#### Short exercise
Count every line that has the word "marker". Give the number, without anything more.

[Lines of data]
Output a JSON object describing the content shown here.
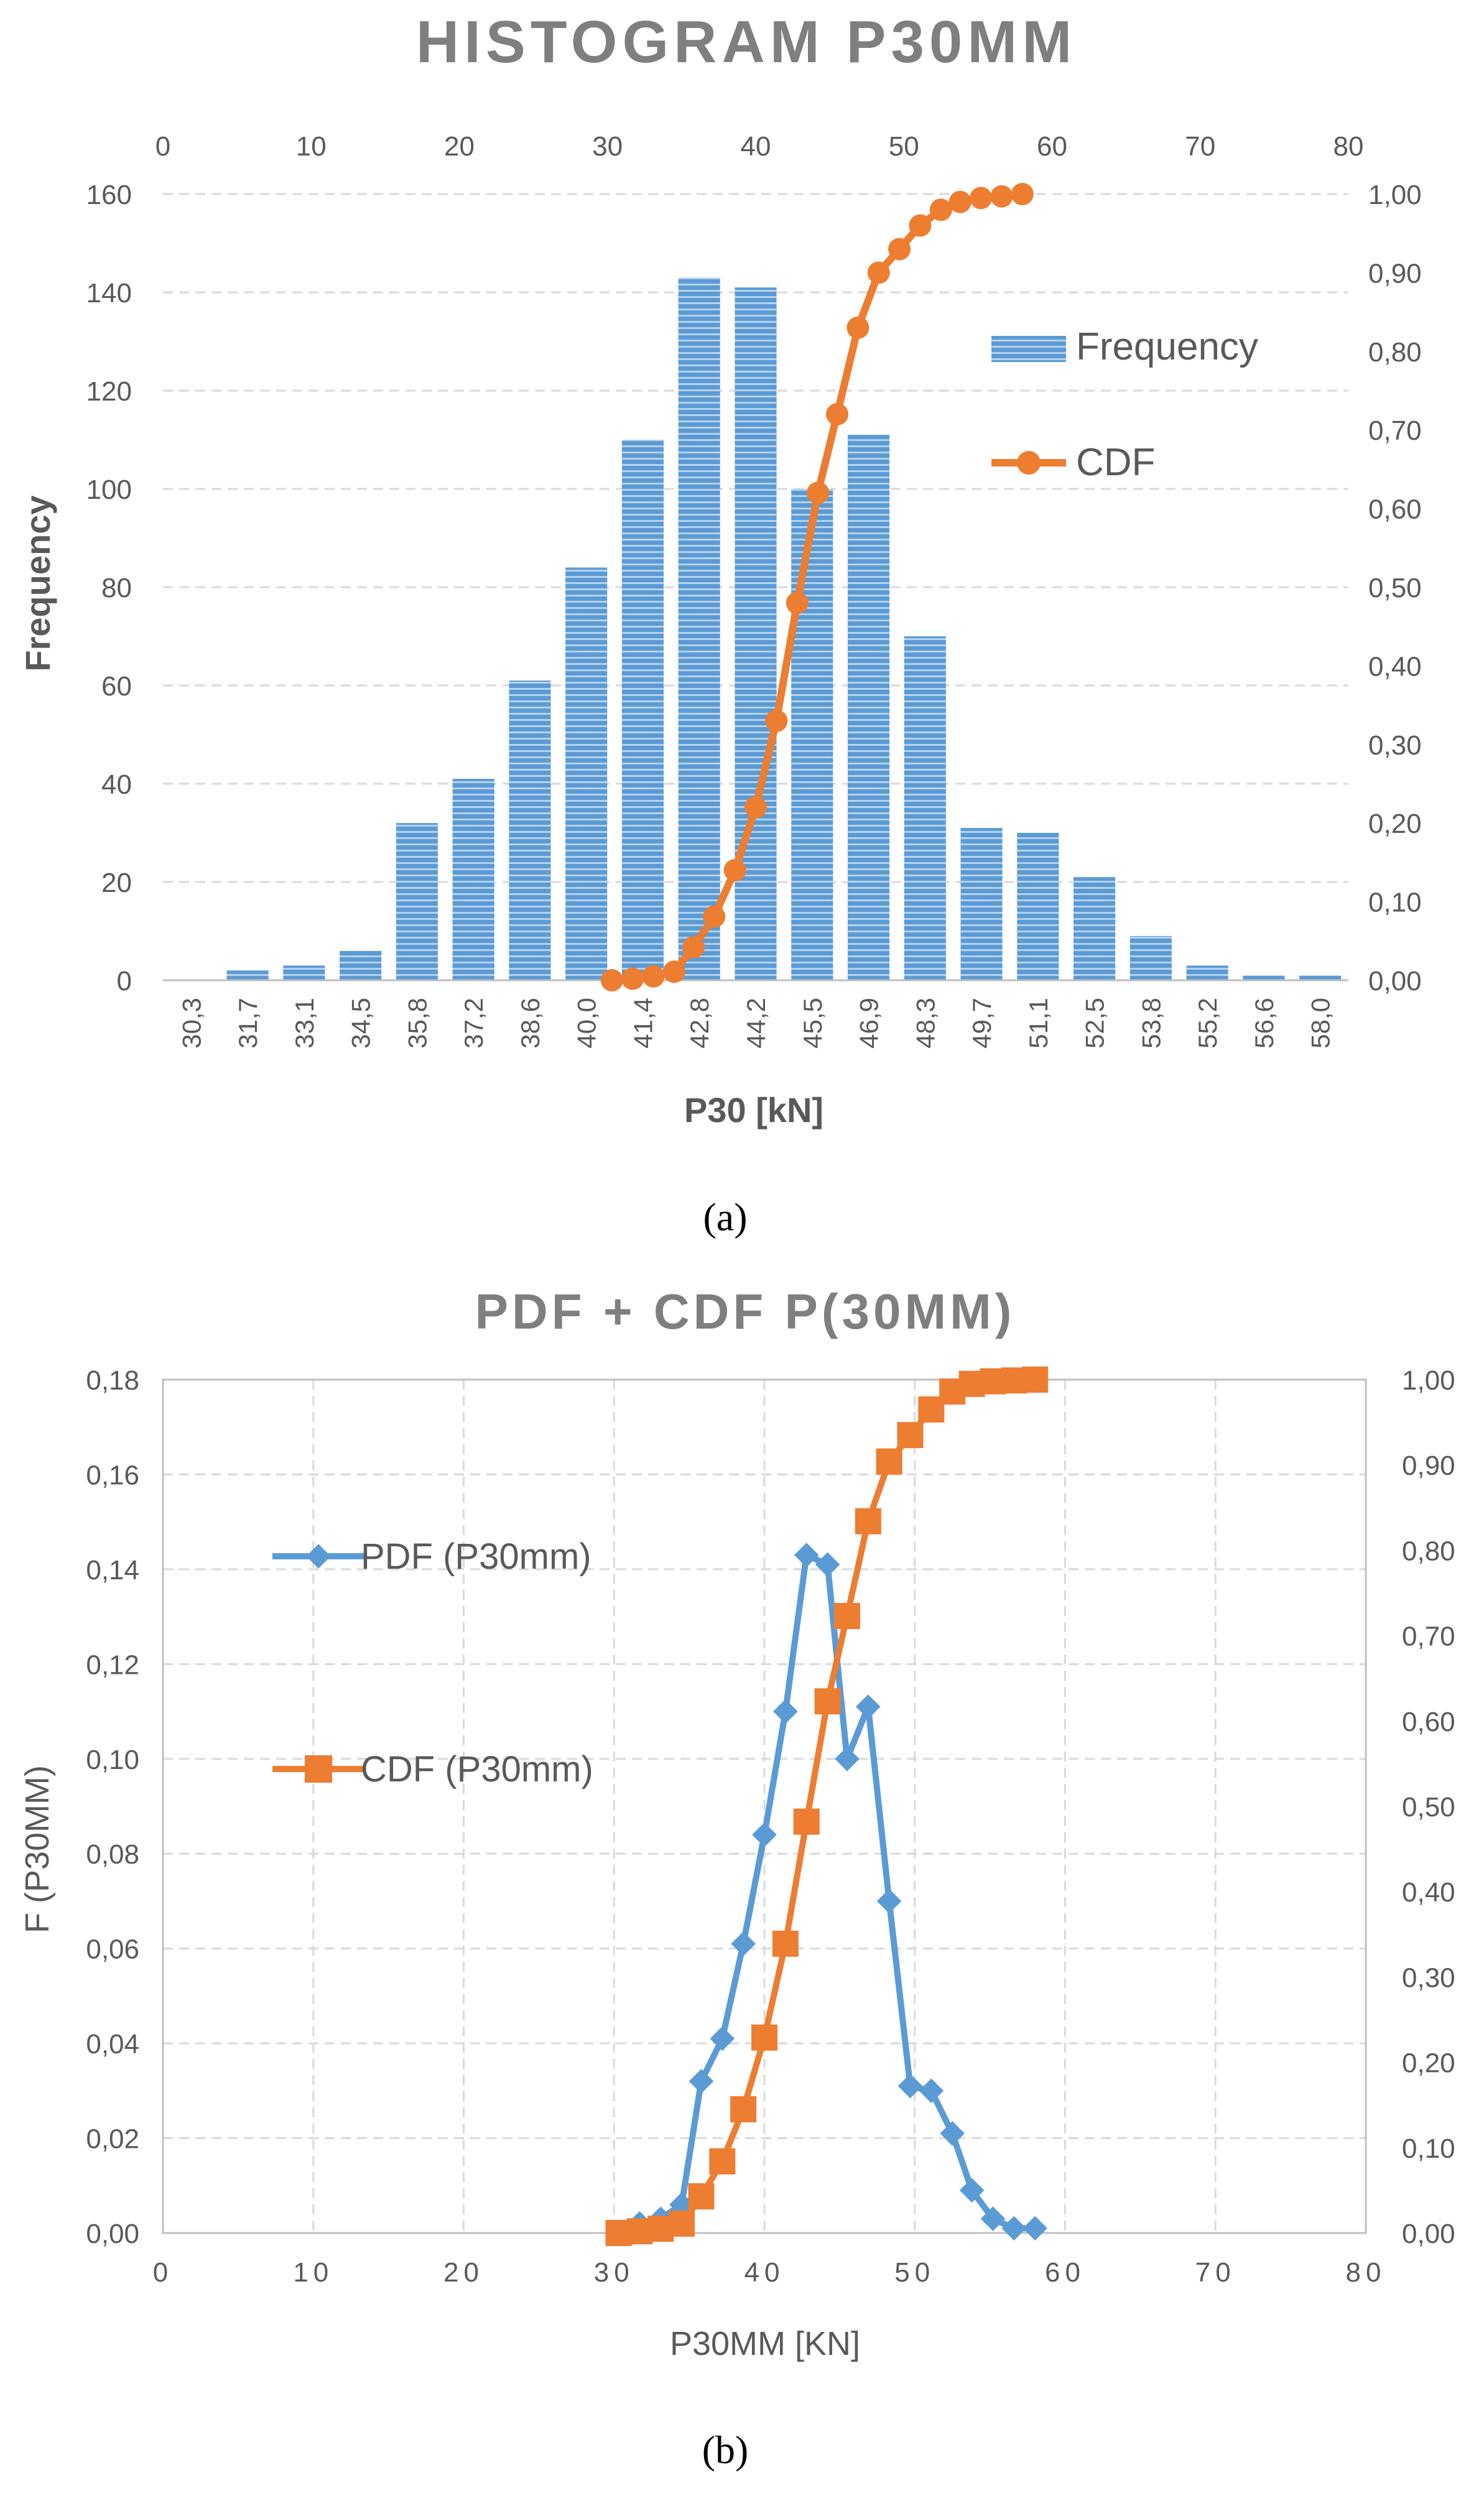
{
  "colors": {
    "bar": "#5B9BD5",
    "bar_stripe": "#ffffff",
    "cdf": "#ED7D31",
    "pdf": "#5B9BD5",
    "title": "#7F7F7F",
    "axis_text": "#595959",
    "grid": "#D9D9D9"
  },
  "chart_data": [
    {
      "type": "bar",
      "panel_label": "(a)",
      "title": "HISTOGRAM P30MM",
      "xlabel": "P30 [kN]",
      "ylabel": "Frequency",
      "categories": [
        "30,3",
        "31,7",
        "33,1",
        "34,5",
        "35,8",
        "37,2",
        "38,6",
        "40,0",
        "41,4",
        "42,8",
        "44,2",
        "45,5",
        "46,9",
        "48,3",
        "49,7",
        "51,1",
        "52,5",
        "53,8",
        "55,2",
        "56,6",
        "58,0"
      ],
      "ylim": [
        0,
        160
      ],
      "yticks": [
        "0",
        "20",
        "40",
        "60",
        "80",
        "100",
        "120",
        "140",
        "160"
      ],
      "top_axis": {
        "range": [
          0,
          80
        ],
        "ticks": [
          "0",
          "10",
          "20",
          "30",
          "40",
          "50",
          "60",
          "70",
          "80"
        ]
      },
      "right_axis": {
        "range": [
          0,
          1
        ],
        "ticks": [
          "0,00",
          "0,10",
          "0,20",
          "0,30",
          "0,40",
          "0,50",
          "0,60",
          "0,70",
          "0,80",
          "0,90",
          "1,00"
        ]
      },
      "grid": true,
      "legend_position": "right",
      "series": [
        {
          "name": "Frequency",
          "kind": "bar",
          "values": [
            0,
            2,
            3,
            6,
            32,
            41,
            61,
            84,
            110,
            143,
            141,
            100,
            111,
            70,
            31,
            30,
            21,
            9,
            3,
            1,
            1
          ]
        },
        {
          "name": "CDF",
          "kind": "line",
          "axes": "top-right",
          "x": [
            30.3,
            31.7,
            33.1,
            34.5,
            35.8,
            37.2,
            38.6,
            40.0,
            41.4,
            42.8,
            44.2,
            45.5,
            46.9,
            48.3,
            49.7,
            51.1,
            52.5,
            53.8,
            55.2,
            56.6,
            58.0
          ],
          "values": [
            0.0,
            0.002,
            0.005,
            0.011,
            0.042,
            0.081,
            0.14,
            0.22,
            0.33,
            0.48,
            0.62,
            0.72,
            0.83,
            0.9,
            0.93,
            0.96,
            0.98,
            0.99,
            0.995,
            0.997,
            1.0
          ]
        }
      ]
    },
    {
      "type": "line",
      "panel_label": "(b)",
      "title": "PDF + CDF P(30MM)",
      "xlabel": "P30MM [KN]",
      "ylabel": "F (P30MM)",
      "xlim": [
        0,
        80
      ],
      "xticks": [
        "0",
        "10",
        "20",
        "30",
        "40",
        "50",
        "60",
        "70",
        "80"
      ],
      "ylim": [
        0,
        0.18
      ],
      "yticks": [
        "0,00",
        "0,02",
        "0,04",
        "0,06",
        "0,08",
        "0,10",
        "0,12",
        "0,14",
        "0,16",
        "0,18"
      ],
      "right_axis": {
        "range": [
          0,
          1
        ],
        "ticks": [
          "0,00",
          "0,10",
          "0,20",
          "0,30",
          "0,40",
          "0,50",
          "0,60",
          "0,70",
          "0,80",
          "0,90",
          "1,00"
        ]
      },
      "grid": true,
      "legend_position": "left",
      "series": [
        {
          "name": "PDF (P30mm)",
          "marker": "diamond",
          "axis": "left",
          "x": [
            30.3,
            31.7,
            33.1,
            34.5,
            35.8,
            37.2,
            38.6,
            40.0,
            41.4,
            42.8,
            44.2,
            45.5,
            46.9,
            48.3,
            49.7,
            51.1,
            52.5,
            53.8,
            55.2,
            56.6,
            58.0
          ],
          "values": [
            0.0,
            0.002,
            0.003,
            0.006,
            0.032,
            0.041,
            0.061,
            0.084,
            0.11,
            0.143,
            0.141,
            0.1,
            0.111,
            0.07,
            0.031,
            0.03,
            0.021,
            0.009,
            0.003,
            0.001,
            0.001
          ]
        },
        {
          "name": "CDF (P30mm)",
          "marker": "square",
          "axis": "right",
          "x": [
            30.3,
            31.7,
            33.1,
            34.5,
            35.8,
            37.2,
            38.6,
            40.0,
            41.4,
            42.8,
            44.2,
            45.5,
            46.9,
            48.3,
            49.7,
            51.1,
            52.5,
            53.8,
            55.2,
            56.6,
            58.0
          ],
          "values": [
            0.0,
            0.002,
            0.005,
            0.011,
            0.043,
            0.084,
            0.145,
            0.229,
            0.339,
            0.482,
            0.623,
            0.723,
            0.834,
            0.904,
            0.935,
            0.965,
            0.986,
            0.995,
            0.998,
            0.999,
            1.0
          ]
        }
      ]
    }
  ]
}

--

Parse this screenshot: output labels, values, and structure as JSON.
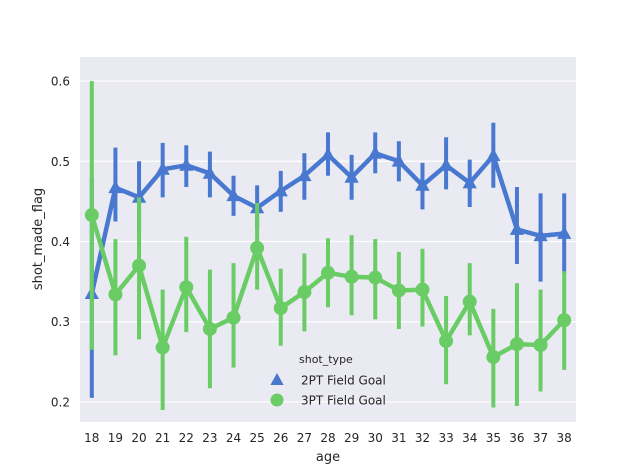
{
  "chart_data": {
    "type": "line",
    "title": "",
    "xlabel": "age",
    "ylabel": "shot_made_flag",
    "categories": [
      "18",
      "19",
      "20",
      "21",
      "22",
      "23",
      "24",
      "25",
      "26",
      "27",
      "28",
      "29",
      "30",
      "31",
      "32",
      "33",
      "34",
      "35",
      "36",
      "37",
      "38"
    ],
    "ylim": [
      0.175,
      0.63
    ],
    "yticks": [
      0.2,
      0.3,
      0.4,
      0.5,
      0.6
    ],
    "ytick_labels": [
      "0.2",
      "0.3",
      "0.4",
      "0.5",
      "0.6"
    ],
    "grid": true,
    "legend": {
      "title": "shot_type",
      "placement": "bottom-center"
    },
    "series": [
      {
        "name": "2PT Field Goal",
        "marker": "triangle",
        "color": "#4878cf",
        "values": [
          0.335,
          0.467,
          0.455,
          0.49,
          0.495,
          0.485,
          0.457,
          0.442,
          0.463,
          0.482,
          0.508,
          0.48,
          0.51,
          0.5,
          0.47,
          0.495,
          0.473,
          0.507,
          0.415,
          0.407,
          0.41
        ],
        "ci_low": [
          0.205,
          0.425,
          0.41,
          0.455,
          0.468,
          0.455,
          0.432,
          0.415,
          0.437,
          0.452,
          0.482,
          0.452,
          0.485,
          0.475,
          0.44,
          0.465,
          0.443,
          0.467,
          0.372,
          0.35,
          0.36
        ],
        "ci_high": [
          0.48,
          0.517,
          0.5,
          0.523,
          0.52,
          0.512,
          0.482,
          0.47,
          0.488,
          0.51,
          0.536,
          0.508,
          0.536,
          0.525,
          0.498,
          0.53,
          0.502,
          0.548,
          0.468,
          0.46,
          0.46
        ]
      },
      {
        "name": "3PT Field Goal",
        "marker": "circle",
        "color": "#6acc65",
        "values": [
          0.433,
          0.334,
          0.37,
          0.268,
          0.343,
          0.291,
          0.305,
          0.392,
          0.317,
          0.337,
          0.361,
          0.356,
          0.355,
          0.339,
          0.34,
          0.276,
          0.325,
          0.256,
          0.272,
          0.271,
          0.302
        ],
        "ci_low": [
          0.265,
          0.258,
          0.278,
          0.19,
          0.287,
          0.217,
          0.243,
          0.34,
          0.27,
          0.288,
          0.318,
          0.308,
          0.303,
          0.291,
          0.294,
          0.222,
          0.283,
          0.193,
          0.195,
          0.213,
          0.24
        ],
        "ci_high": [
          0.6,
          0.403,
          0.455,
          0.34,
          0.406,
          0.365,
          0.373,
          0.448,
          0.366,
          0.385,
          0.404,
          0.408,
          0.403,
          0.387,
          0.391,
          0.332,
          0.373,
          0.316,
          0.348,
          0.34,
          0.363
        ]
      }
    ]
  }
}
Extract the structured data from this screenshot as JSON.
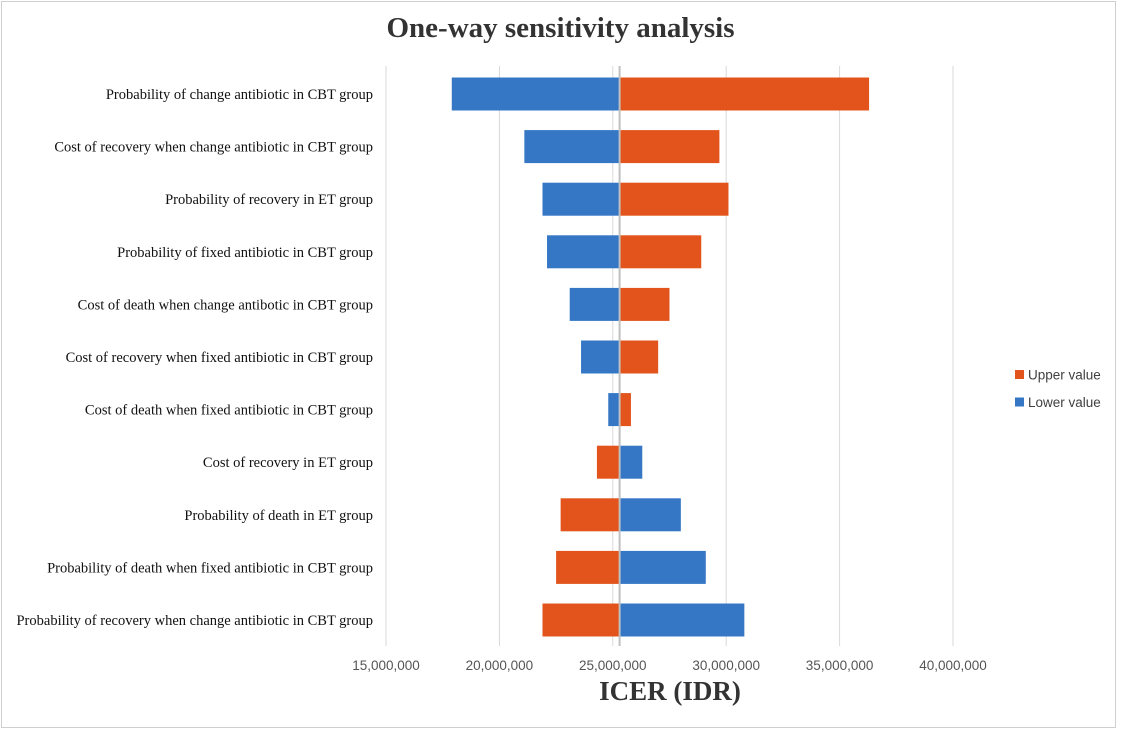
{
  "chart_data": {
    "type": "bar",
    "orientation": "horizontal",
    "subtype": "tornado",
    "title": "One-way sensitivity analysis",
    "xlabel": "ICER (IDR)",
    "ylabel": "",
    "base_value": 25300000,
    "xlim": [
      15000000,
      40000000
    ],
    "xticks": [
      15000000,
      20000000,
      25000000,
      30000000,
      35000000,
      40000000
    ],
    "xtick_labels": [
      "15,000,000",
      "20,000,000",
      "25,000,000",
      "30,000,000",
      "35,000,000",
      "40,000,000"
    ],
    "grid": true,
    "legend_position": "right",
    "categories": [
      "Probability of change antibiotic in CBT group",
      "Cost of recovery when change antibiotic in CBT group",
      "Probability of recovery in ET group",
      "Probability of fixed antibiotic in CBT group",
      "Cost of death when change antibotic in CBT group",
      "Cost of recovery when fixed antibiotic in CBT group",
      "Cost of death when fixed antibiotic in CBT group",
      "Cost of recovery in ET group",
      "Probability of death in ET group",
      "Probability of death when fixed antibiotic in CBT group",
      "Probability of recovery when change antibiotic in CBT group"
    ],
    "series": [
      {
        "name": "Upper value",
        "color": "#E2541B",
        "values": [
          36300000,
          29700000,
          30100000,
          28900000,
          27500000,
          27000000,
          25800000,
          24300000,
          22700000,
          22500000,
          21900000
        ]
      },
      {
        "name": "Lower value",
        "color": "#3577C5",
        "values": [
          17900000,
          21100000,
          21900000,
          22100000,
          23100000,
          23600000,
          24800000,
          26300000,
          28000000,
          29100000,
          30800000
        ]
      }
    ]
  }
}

#### Response
4